#### Records shown ####
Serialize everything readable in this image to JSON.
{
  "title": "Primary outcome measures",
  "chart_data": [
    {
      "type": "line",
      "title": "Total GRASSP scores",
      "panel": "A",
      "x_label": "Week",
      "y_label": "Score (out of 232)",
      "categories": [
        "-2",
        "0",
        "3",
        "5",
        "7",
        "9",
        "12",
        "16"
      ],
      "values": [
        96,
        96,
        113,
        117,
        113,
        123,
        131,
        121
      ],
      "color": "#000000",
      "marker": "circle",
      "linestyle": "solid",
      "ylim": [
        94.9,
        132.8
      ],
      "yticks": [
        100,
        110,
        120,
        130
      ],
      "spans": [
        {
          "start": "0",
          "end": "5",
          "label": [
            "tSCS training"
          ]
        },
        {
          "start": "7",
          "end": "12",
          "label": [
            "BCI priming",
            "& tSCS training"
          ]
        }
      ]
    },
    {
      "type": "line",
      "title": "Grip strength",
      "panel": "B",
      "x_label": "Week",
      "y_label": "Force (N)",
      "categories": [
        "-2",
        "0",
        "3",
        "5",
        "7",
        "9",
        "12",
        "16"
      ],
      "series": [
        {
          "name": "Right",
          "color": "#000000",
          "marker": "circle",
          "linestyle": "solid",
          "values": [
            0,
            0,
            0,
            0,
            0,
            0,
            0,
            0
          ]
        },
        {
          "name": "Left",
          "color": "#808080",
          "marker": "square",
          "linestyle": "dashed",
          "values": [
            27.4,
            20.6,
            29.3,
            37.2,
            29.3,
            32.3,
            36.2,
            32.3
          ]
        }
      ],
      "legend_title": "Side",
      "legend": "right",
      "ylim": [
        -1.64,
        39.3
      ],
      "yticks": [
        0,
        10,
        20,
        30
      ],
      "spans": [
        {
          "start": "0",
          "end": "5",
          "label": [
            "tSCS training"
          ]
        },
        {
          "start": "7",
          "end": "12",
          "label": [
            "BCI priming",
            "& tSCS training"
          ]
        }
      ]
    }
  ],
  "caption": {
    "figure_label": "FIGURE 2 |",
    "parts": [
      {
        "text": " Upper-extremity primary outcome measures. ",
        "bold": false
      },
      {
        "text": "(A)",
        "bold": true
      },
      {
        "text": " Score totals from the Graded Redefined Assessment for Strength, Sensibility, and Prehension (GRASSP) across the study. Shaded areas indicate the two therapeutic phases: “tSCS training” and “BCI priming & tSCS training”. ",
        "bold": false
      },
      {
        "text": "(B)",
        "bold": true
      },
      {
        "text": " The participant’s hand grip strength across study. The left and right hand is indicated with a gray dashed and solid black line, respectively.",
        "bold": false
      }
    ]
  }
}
####
What to work on | Would you write down every record again, exactly?

The reply |
Serialize everything readable in this image to JSON.
{
  "title": "Primary outcome measures",
  "chart_data": [
    {
      "type": "line",
      "title": "Total GRASSP scores",
      "panel": "A",
      "x_label": "Week",
      "y_label": "Score (out of 232)",
      "categories": [
        "-2",
        "0",
        "3",
        "5",
        "7",
        "9",
        "12",
        "16"
      ],
      "values": [
        96,
        96,
        113,
        117,
        113,
        123,
        131,
        121
      ],
      "color": "#000000",
      "marker": "circle",
      "linestyle": "solid",
      "ylim": [
        94.9,
        132.8
      ],
      "yticks": [
        100,
        110,
        120,
        130
      ],
      "spans": [
        {
          "start": "0",
          "end": "5",
          "label": [
            "tSCS training"
          ]
        },
        {
          "start": "7",
          "end": "12",
          "label": [
            "BCI priming",
            "& tSCS training"
          ]
        }
      ]
    },
    {
      "type": "line",
      "title": "Grip strength",
      "panel": "B",
      "x_label": "Week",
      "y_label": "Force (N)",
      "categories": [
        "-2",
        "0",
        "3",
        "5",
        "7",
        "9",
        "12",
        "16"
      ],
      "series": [
        {
          "name": "Right",
          "color": "#000000",
          "marker": "circle",
          "linestyle": "solid",
          "values": [
            0,
            0,
            0,
            0,
            0,
            0,
            0,
            0
          ]
        },
        {
          "name": "Left",
          "color": "#808080",
          "marker": "square",
          "linestyle": "dashed",
          "values": [
            27.4,
            20.6,
            29.3,
            37.2,
            29.3,
            32.3,
            36.2,
            32.3
          ]
        }
      ],
      "legend_title": "Side",
      "legend": "right",
      "ylim": [
        -1.64,
        39.3
      ],
      "yticks": [
        0,
        10,
        20,
        30
      ],
      "spans": [
        {
          "start": "0",
          "end": "5",
          "label": [
            "tSCS training"
          ]
        },
        {
          "start": "7",
          "end": "12",
          "label": [
            "BCI priming",
            "& tSCS training"
          ]
        }
      ]
    }
  ],
  "caption": {
    "figure_label": "FIGURE 2 |",
    "parts": [
      {
        "text": " Upper-extremity primary outcome measures. ",
        "bold": false
      },
      {
        "text": "(A)",
        "bold": true
      },
      {
        "text": " Score totals from the Graded Redefined Assessment for Strength, Sensibility, and Prehension (GRASSP) across the study. Shaded areas indicate the two therapeutic phases: “tSCS training” and “BCI priming & tSCS training”. ",
        "bold": false
      },
      {
        "text": "(B)",
        "bold": true
      },
      {
        "text": " The participant’s hand grip strength across study. The left and right hand is indicated with a gray dashed and solid black line, respectively.",
        "bold": false
      }
    ]
  }
}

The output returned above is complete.